Direction
Transcribe the listing in full, excluding any pictures.

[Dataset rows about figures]
--

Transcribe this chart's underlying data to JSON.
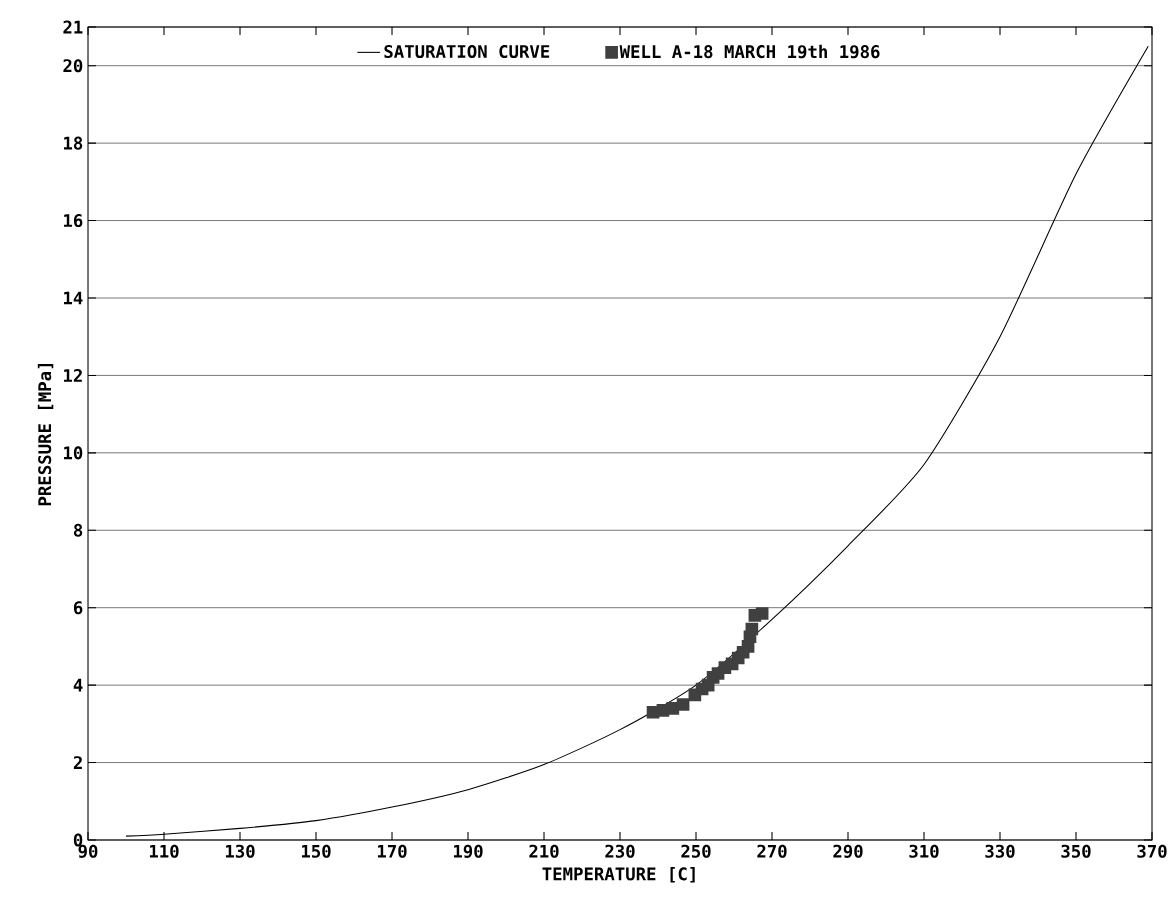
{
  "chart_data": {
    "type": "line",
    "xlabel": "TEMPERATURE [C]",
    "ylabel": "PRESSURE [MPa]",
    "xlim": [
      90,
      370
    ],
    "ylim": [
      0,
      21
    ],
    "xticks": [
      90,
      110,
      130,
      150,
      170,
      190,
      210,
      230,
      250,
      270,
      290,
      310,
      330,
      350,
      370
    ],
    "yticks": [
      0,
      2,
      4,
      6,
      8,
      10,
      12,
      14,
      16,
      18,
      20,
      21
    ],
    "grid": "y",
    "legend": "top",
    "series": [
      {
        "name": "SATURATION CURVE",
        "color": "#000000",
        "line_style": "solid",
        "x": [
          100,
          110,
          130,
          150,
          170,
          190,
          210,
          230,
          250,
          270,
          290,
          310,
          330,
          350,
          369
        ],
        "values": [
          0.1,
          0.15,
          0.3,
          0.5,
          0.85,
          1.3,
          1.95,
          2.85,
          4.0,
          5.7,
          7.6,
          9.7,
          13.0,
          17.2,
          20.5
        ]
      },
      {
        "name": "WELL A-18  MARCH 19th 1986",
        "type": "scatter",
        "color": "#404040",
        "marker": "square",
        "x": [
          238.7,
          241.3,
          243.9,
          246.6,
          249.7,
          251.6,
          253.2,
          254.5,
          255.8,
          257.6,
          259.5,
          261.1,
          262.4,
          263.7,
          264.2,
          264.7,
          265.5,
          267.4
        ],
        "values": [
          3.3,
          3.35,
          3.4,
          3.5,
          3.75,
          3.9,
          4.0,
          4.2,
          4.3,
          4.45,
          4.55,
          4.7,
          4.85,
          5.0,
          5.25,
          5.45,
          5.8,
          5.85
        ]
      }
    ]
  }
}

--

Exercise output
Transcribe this chart's underlying data to JSON.
{
  "chart_data": {
    "type": "line",
    "xlabel": "TEMPERATURE [C]",
    "ylabel": "PRESSURE [MPa]",
    "xlim": [
      90,
      370
    ],
    "ylim": [
      0,
      21
    ],
    "xticks": [
      90,
      110,
      130,
      150,
      170,
      190,
      210,
      230,
      250,
      270,
      290,
      310,
      330,
      350,
      370
    ],
    "yticks": [
      0,
      2,
      4,
      6,
      8,
      10,
      12,
      14,
      16,
      18,
      20,
      21
    ],
    "grid": "y",
    "legend": "top",
    "series": [
      {
        "name": "SATURATION CURVE",
        "color": "#000000",
        "line_style": "solid",
        "x": [
          100,
          110,
          130,
          150,
          170,
          190,
          210,
          230,
          250,
          270,
          290,
          310,
          330,
          350,
          369
        ],
        "values": [
          0.1,
          0.15,
          0.3,
          0.5,
          0.85,
          1.3,
          1.95,
          2.85,
          4.0,
          5.7,
          7.6,
          9.7,
          13.0,
          17.2,
          20.5
        ]
      },
      {
        "name": "WELL A-18  MARCH 19th 1986",
        "type": "scatter",
        "color": "#404040",
        "marker": "square",
        "x": [
          238.7,
          241.3,
          243.9,
          246.6,
          249.7,
          251.6,
          253.2,
          254.5,
          255.8,
          257.6,
          259.5,
          261.1,
          262.4,
          263.7,
          264.2,
          264.7,
          265.5,
          267.4
        ],
        "values": [
          3.3,
          3.35,
          3.4,
          3.5,
          3.75,
          3.9,
          4.0,
          4.2,
          4.3,
          4.45,
          4.55,
          4.7,
          4.85,
          5.0,
          5.25,
          5.45,
          5.8,
          5.85
        ]
      }
    ]
  }
}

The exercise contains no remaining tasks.